INSTRUCTIONS TO FOLLOW ▸
Comb the records below for the string "uottawa" and copy each line where it turns up.

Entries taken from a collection
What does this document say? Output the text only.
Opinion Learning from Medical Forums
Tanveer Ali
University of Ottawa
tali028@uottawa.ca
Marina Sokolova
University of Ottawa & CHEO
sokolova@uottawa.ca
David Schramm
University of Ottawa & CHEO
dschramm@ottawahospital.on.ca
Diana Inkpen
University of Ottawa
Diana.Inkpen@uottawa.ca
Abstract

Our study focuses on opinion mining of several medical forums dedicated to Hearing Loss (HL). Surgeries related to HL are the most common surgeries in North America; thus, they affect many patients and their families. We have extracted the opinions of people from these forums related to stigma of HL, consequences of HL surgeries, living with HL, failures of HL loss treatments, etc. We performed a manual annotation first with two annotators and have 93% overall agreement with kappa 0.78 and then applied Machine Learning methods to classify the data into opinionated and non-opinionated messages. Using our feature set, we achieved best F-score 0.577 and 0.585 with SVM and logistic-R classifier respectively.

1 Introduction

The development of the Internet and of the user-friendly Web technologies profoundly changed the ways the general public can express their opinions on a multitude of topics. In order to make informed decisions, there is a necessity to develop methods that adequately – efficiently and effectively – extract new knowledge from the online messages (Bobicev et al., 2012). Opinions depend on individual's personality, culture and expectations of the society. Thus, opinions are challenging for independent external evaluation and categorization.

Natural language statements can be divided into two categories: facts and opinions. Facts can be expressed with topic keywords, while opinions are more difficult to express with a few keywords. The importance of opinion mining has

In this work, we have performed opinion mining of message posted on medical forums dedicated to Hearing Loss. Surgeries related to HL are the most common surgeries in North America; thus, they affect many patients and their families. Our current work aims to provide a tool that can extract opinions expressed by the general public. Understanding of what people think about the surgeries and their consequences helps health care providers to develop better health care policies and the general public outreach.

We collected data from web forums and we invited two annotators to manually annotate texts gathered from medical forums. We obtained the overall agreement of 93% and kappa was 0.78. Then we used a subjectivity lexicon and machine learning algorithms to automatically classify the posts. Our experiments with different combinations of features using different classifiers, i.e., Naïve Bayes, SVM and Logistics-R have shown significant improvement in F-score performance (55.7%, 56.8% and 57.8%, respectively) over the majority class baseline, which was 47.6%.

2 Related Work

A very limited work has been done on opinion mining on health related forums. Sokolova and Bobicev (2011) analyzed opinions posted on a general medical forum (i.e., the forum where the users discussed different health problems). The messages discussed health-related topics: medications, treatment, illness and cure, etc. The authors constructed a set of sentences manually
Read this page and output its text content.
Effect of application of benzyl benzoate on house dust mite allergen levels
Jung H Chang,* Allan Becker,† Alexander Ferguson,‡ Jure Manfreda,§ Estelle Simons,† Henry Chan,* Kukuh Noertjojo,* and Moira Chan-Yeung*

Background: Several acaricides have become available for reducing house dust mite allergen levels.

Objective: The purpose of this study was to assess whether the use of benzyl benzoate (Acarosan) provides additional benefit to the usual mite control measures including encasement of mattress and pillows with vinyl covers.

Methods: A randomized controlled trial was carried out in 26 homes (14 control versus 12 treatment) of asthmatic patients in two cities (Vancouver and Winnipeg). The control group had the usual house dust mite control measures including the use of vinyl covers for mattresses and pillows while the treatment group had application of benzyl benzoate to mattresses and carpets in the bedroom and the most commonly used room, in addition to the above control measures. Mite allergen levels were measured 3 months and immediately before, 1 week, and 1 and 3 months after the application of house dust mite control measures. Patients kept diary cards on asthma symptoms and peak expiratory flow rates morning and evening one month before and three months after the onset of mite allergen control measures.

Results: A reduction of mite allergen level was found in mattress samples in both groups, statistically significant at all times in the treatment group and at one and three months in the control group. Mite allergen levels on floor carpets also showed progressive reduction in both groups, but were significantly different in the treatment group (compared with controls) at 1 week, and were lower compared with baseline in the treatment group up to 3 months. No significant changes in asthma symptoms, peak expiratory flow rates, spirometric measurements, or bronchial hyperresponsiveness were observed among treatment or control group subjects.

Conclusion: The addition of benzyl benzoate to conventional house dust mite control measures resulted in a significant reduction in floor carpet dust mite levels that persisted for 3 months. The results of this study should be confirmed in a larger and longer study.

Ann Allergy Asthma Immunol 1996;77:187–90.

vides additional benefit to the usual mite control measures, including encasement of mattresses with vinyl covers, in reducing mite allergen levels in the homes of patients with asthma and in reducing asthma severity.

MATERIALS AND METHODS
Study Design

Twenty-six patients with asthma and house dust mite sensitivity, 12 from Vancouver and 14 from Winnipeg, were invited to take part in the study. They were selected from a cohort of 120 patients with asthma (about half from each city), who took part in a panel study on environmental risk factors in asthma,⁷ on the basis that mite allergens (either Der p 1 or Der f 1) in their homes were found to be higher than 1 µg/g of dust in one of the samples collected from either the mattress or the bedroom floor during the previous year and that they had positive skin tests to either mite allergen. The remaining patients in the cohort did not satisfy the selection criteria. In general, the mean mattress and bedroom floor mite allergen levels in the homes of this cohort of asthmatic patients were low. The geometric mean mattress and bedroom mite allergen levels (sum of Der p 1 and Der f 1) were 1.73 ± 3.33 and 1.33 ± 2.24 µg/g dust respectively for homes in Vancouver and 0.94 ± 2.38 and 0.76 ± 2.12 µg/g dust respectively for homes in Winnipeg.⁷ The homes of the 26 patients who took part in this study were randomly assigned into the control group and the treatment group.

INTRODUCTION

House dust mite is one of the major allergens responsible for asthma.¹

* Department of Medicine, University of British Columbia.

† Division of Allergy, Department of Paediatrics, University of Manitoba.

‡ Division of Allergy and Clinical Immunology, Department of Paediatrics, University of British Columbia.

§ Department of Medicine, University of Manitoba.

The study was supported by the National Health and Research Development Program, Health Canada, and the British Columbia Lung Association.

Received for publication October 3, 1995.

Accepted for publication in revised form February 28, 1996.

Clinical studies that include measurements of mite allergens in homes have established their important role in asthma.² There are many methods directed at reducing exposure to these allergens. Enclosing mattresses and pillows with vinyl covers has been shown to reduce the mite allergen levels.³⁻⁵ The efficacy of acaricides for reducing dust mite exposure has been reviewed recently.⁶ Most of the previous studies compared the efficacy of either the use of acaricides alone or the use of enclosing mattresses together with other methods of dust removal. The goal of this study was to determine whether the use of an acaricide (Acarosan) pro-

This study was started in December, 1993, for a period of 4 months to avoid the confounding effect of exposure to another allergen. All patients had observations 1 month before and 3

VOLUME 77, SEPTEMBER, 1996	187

WORKED SOLUTION ▸
tali028@uottawa.ca
sokolova@uottawa.ca
Diana.Inkpen@uottawa.ca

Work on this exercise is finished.